Task to carry out:
Set down all of the data that follows word for word, without the images.

[Saved entries]
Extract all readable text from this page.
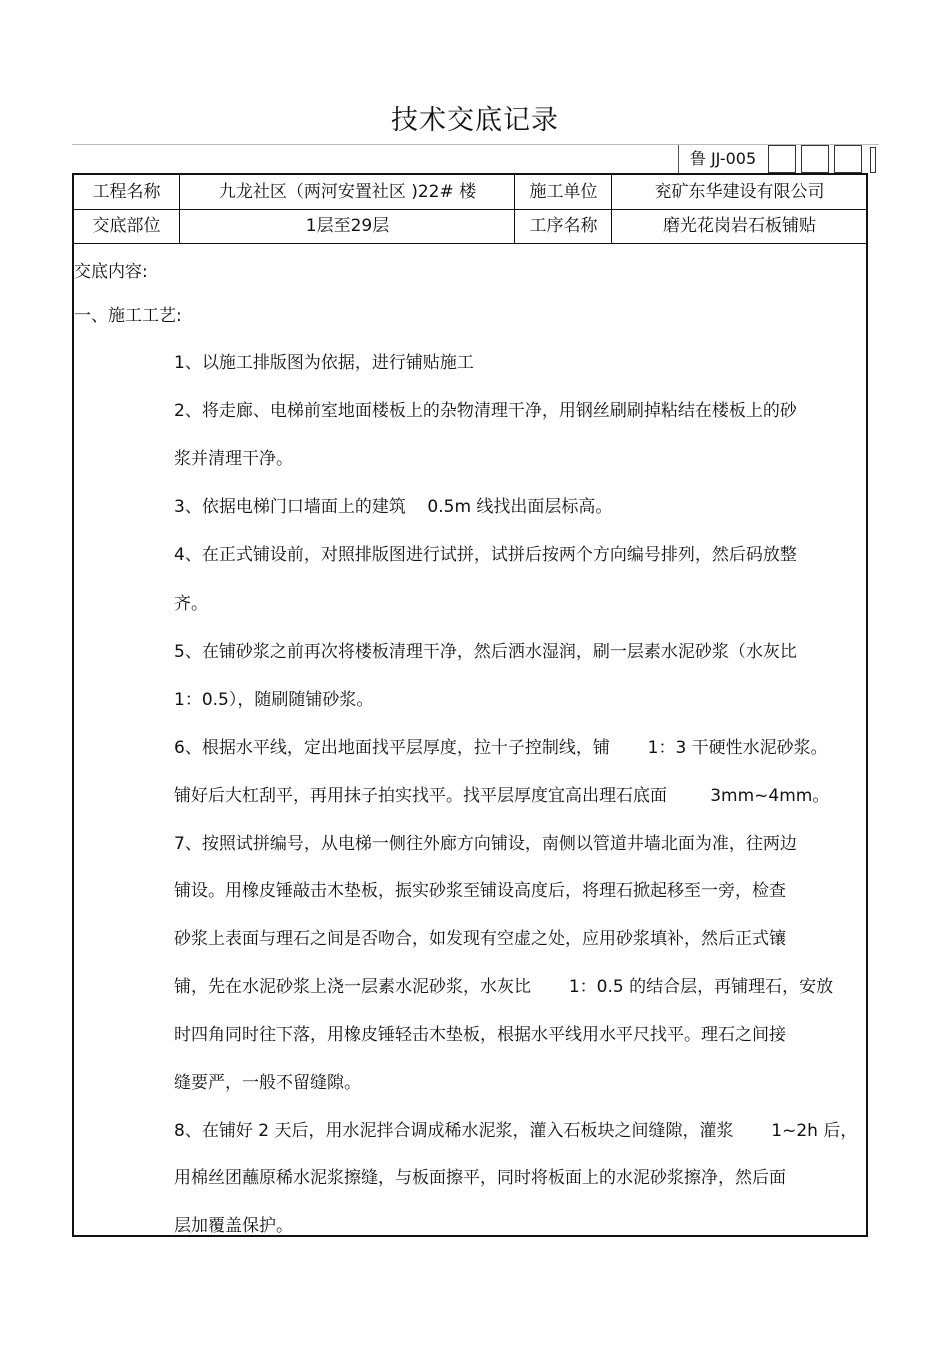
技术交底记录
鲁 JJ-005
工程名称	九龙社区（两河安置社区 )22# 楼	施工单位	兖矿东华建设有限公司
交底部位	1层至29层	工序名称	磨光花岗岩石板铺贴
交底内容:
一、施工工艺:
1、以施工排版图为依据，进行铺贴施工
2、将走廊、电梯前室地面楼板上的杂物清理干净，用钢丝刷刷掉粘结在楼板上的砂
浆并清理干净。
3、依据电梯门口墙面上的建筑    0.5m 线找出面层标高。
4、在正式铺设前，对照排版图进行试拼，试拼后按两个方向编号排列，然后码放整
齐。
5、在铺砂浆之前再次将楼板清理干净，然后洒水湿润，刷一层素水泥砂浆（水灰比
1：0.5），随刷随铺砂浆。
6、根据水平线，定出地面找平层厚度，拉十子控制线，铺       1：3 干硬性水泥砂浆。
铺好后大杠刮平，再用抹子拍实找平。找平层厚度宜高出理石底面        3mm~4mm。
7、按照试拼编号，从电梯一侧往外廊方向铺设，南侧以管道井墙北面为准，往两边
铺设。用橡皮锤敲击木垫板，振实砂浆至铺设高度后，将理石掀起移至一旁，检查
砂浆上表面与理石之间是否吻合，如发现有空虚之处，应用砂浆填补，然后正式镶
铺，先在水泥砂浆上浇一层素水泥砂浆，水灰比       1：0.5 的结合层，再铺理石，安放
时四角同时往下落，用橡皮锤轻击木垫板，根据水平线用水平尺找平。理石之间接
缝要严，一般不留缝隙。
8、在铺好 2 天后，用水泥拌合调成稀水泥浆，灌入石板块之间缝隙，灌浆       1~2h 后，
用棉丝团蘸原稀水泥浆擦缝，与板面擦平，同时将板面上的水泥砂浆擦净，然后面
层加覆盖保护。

Solved problem:
Extract all readable text from this page.
技术交底记录
鲁 JJ-005
工程名称	九龙社区（两河安置社区 )22# 楼	施工单位	兖矿东华建设有限公司
交底部位	1层至29层	工序名称	磨光花岗岩石板铺贴
交底内容:
一、施工工艺:
1、以施工排版图为依据，进行铺贴施工
2、将走廊、电梯前室地面楼板上的杂物清理干净，用钢丝刷刷掉粘结在楼板上的砂
浆并清理干净。
3、依据电梯门口墙面上的建筑    0.5m 线找出面层标高。
4、在正式铺设前，对照排版图进行试拼，试拼后按两个方向编号排列，然后码放整
齐。
5、在铺砂浆之前再次将楼板清理干净，然后洒水湿润，刷一层素水泥砂浆（水灰比
1：0.5），随刷随铺砂浆。
6、根据水平线，定出地面找平层厚度，拉十子控制线，铺       1：3 干硬性水泥砂浆。
铺好后大杠刮平，再用抹子拍实找平。找平层厚度宜高出理石底面        3mm~4mm。
7、按照试拼编号，从电梯一侧往外廊方向铺设，南侧以管道井墙北面为准，往两边
铺设。用橡皮锤敲击木垫板，振实砂浆至铺设高度后，将理石掀起移至一旁，检查
砂浆上表面与理石之间是否吻合，如发现有空虚之处，应用砂浆填补，然后正式镶
铺，先在水泥砂浆上浇一层素水泥砂浆，水灰比       1：0.5 的结合层，再铺理石，安放
时四角同时往下落，用橡皮锤轻击木垫板，根据水平线用水平尺找平。理石之间接
缝要严，一般不留缝隙。
8、在铺好 2 天后，用水泥拌合调成稀水泥浆，灌入石板块之间缝隙，灌浆       1~2h 后，
用棉丝团蘸原稀水泥浆擦缝，与板面擦平，同时将板面上的水泥砂浆擦净，然后面
层加覆盖保护。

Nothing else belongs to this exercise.